■ PROBLEM STATEMENT ■
Filter for the word "columns" and keep each matching line.

--- Start of EXERCISE INPUT ---

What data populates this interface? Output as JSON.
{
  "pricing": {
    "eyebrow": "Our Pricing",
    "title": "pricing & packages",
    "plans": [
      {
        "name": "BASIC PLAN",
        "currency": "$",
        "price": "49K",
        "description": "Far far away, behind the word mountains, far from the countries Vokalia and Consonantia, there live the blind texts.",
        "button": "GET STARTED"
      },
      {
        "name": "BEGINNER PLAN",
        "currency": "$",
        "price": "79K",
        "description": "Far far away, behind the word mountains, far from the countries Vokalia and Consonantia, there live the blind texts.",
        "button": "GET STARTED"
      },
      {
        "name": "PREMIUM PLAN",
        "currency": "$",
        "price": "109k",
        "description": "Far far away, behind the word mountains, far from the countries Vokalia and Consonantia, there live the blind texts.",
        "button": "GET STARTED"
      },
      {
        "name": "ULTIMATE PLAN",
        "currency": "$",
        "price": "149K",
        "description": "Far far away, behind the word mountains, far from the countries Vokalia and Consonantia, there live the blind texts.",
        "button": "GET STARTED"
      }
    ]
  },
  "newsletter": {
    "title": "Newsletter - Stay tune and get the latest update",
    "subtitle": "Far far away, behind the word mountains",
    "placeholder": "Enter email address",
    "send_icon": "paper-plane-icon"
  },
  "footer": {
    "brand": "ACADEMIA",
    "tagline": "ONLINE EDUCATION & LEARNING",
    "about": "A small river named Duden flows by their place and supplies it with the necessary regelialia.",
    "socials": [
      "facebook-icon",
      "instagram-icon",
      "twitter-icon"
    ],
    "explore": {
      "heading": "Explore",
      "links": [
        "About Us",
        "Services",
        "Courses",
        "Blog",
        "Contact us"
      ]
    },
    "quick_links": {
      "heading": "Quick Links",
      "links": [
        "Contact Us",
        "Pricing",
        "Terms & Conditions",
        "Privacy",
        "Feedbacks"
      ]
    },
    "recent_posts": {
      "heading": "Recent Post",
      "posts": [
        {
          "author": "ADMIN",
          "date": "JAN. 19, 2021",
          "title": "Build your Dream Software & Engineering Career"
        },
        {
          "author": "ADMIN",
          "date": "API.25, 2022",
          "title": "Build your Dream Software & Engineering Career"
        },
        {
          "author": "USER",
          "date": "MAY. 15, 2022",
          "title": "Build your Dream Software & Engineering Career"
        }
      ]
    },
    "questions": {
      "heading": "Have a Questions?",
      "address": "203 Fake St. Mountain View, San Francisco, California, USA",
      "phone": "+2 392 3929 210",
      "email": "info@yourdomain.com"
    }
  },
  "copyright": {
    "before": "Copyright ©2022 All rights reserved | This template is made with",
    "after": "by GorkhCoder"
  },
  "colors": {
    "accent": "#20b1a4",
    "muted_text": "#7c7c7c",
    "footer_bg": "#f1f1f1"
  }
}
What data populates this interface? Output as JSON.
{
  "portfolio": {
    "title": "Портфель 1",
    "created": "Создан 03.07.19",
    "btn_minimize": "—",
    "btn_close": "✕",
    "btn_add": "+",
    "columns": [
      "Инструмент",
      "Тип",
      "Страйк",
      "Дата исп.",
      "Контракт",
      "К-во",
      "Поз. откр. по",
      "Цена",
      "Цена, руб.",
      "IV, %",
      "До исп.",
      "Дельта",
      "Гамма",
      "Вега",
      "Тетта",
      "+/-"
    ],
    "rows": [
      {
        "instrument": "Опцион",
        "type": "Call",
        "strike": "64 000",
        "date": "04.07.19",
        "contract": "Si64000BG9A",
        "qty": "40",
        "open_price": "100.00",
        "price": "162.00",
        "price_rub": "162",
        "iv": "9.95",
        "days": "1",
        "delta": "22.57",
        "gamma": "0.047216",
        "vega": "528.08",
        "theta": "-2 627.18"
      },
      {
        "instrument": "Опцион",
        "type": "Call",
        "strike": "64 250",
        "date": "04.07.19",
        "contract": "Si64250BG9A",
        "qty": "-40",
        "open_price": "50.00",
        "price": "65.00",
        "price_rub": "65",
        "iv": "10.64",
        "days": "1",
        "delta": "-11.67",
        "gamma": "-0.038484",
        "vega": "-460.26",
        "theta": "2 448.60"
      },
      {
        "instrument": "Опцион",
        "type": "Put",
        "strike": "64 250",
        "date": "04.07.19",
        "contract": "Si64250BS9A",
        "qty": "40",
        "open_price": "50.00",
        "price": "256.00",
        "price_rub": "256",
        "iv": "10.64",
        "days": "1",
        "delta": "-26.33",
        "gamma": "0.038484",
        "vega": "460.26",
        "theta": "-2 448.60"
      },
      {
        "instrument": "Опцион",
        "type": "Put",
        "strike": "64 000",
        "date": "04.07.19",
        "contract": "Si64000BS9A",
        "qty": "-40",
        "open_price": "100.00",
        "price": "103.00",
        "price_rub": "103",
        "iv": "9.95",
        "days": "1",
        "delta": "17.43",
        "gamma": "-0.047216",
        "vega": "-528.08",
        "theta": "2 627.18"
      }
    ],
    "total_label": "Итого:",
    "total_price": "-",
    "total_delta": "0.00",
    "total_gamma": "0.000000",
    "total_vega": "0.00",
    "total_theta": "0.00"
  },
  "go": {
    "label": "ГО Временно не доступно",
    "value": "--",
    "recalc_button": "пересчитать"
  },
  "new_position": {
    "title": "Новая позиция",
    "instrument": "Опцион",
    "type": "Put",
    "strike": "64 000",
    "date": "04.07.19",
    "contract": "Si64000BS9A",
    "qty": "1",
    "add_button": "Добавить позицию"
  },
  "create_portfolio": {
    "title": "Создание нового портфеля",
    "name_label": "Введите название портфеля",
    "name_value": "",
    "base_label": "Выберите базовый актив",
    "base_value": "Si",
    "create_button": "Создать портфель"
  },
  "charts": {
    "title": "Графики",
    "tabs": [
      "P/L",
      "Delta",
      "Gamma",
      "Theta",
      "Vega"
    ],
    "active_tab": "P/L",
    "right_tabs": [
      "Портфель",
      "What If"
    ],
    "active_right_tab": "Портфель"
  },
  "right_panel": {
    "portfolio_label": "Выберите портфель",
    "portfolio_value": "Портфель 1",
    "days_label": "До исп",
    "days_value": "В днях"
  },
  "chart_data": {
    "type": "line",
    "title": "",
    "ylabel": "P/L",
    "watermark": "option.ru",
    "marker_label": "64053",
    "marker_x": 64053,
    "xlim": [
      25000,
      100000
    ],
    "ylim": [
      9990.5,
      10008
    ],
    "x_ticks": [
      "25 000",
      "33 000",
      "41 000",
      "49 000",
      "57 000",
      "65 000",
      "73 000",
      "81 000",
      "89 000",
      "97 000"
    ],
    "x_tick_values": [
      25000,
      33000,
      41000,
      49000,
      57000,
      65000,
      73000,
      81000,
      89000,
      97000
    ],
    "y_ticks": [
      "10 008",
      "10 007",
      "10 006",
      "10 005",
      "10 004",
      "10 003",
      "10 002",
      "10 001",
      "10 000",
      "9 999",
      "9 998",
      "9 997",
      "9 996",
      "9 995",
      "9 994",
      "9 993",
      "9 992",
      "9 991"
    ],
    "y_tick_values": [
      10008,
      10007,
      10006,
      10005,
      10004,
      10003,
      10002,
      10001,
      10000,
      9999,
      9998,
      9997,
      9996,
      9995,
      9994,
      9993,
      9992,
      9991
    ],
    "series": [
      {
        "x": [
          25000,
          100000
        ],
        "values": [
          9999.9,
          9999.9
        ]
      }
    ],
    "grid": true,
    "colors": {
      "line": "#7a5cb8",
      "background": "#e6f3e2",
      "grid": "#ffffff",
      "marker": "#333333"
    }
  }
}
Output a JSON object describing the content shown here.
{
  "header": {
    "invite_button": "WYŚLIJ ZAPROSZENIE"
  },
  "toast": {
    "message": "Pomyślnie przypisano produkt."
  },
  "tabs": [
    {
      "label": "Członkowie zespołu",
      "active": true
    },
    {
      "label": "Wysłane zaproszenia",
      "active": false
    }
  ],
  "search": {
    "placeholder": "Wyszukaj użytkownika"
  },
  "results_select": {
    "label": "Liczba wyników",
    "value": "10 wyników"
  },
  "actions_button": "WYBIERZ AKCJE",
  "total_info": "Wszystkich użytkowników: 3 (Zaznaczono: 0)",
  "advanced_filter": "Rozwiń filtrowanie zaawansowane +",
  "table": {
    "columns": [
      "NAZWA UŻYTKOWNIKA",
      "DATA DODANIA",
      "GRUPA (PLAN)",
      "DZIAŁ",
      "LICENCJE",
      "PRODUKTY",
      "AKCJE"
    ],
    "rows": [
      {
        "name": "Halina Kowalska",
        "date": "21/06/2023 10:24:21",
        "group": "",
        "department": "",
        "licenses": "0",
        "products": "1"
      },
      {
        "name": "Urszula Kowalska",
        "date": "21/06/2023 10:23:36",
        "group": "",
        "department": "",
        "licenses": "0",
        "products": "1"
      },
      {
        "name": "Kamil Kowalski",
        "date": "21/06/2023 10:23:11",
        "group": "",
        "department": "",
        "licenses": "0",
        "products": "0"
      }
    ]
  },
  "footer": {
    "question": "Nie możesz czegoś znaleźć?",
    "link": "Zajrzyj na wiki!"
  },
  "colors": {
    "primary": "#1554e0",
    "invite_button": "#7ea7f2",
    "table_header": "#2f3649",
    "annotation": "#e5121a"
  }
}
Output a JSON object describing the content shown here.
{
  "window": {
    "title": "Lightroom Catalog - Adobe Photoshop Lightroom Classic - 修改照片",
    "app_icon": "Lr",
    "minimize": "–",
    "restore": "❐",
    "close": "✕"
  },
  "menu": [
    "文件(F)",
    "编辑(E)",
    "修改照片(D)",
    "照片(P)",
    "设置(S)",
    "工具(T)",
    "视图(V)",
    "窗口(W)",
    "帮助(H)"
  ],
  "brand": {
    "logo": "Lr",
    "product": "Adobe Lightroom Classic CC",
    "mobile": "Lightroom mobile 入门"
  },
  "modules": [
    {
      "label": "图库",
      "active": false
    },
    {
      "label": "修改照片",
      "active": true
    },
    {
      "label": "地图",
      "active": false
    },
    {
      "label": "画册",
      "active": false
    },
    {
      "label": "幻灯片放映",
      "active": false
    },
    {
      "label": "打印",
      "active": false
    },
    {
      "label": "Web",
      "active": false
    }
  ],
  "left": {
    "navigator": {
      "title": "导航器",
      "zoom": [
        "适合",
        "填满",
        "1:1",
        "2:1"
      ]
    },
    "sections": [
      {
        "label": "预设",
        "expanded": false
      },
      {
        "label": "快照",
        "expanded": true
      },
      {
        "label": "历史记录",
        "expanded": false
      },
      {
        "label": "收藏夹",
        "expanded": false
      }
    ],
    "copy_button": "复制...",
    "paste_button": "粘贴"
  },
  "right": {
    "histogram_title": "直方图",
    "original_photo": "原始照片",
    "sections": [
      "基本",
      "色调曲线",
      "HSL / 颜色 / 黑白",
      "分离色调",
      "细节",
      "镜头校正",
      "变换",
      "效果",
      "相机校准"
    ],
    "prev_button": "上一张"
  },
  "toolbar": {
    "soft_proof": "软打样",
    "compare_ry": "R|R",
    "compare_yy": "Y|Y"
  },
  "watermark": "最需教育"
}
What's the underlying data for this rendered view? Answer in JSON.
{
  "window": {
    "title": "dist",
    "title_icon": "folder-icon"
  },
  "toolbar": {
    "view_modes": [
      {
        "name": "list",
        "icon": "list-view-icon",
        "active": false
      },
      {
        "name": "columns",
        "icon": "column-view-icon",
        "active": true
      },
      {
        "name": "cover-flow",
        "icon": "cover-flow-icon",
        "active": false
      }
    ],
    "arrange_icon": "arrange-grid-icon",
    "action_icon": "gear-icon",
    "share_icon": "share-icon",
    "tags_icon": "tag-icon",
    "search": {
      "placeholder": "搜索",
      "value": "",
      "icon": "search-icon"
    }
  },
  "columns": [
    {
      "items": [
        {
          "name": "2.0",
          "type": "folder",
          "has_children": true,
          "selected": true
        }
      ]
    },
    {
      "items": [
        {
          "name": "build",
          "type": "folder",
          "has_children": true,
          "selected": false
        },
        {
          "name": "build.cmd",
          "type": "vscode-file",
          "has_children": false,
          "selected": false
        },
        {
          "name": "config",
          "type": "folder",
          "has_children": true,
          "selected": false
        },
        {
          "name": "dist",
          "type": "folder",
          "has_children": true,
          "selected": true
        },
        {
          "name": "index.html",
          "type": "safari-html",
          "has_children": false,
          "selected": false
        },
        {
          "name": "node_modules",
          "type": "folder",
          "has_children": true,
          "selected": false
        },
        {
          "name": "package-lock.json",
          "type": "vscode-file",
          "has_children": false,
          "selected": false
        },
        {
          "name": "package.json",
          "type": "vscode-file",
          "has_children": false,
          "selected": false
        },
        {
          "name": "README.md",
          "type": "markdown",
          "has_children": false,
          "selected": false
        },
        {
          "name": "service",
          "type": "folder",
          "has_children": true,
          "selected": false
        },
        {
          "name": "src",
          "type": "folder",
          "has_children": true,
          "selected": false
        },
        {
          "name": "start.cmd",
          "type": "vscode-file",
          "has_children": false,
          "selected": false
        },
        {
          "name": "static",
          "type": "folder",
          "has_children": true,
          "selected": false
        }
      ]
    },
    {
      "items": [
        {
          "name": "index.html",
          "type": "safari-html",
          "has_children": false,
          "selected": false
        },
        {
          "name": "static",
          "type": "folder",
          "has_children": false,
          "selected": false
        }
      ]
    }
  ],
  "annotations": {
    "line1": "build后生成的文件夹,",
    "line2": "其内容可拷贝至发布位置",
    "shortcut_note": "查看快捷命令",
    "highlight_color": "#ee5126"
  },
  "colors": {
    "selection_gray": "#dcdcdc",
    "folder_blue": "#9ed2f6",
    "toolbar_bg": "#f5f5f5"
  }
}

--- End of EXERCISE INPUT ---

■ ANSWER ■
    "columns": [
    "columns": [
        "name": "columns",
  "columns": [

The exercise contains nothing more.